[Stored dataset items]
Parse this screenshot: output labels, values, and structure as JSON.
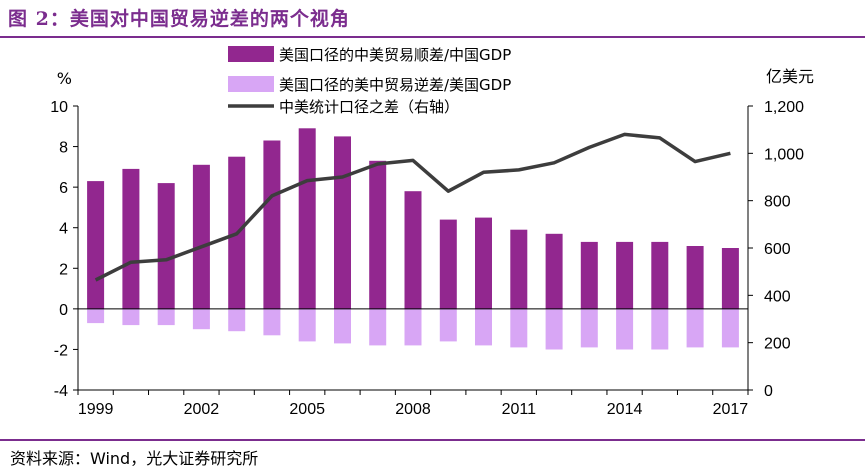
{
  "figure": {
    "title": "图 2：美国对中国贸易逆差的两个视角",
    "source": "资料来源：Wind，光大证券研究所"
  },
  "colors": {
    "accent": "#7b2d8e",
    "bar_positive": "#92278f",
    "bar_negative": "#d8a6f5",
    "line": "#3d3d3d"
  },
  "chart_data": {
    "type": "bar",
    "categories": [
      "1999",
      "2000",
      "2001",
      "2002",
      "2003",
      "2004",
      "2005",
      "2006",
      "2007",
      "2008",
      "2009",
      "2010",
      "2011",
      "2012",
      "2013",
      "2014",
      "2015",
      "2016",
      "2017"
    ],
    "x_tick_labels": [
      "1999",
      "2002",
      "2005",
      "2008",
      "2011",
      "2014",
      "2017"
    ],
    "left_axis": {
      "unit": "%",
      "ylim": [
        -4,
        10
      ],
      "ticks": [
        "10",
        "8",
        "6",
        "4",
        "2",
        "0",
        "-2",
        "-4"
      ]
    },
    "right_axis": {
      "unit": "亿美元",
      "ylim": [
        0,
        1200
      ],
      "ticks": [
        "1,200",
        "1,000",
        "800",
        "600",
        "400",
        "200",
        "0"
      ]
    },
    "series": [
      {
        "name": "美国口径的中美贸易顺差/中国GDP",
        "type": "bar",
        "axis": "left",
        "values": [
          6.3,
          6.9,
          6.2,
          7.1,
          7.5,
          8.3,
          8.9,
          8.5,
          7.3,
          5.8,
          4.4,
          4.5,
          3.9,
          3.7,
          3.3,
          3.3,
          3.3,
          3.1,
          3.0
        ]
      },
      {
        "name": "美国口径的美中贸易逆差/美国GDP",
        "type": "bar",
        "axis": "left",
        "values": [
          -0.7,
          -0.8,
          -0.8,
          -1.0,
          -1.1,
          -1.3,
          -1.6,
          -1.7,
          -1.8,
          -1.8,
          -1.6,
          -1.8,
          -1.9,
          -2.0,
          -1.9,
          -2.0,
          -2.0,
          -1.9,
          -1.9
        ]
      },
      {
        "name": "中美统计口径之差（右轴）",
        "type": "line",
        "axis": "right",
        "values": [
          465,
          540,
          550,
          605,
          660,
          820,
          885,
          900,
          955,
          970,
          840,
          920,
          930,
          960,
          1025,
          1080,
          1065,
          965,
          1000
        ]
      }
    ],
    "legend_position": "top",
    "grid": false
  }
}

» **GIVEN TASK**
Your copy should repeat each entry above exactly but contain no pictures.

» **RESULT OF THIS EXERCISE**
Parse this screenshot: output labels, values, and structure as JSON.
{
  "figure": {
    "title": "图 2：美国对中国贸易逆差的两个视角",
    "source": "资料来源：Wind，光大证券研究所"
  },
  "colors": {
    "accent": "#7b2d8e",
    "bar_positive": "#92278f",
    "bar_negative": "#d8a6f5",
    "line": "#3d3d3d"
  },
  "chart_data": {
    "type": "bar",
    "categories": [
      "1999",
      "2000",
      "2001",
      "2002",
      "2003",
      "2004",
      "2005",
      "2006",
      "2007",
      "2008",
      "2009",
      "2010",
      "2011",
      "2012",
      "2013",
      "2014",
      "2015",
      "2016",
      "2017"
    ],
    "x_tick_labels": [
      "1999",
      "2002",
      "2005",
      "2008",
      "2011",
      "2014",
      "2017"
    ],
    "left_axis": {
      "unit": "%",
      "ylim": [
        -4,
        10
      ],
      "ticks": [
        "10",
        "8",
        "6",
        "4",
        "2",
        "0",
        "-2",
        "-4"
      ]
    },
    "right_axis": {
      "unit": "亿美元",
      "ylim": [
        0,
        1200
      ],
      "ticks": [
        "1,200",
        "1,000",
        "800",
        "600",
        "400",
        "200",
        "0"
      ]
    },
    "series": [
      {
        "name": "美国口径的中美贸易顺差/中国GDP",
        "type": "bar",
        "axis": "left",
        "values": [
          6.3,
          6.9,
          6.2,
          7.1,
          7.5,
          8.3,
          8.9,
          8.5,
          7.3,
          5.8,
          4.4,
          4.5,
          3.9,
          3.7,
          3.3,
          3.3,
          3.3,
          3.1,
          3.0
        ]
      },
      {
        "name": "美国口径的美中贸易逆差/美国GDP",
        "type": "bar",
        "axis": "left",
        "values": [
          -0.7,
          -0.8,
          -0.8,
          -1.0,
          -1.1,
          -1.3,
          -1.6,
          -1.7,
          -1.8,
          -1.8,
          -1.6,
          -1.8,
          -1.9,
          -2.0,
          -1.9,
          -2.0,
          -2.0,
          -1.9,
          -1.9
        ]
      },
      {
        "name": "中美统计口径之差（右轴）",
        "type": "line",
        "axis": "right",
        "values": [
          465,
          540,
          550,
          605,
          660,
          820,
          885,
          900,
          955,
          970,
          840,
          920,
          930,
          960,
          1025,
          1080,
          1065,
          965,
          1000
        ]
      }
    ],
    "legend_position": "top",
    "grid": false
  }
}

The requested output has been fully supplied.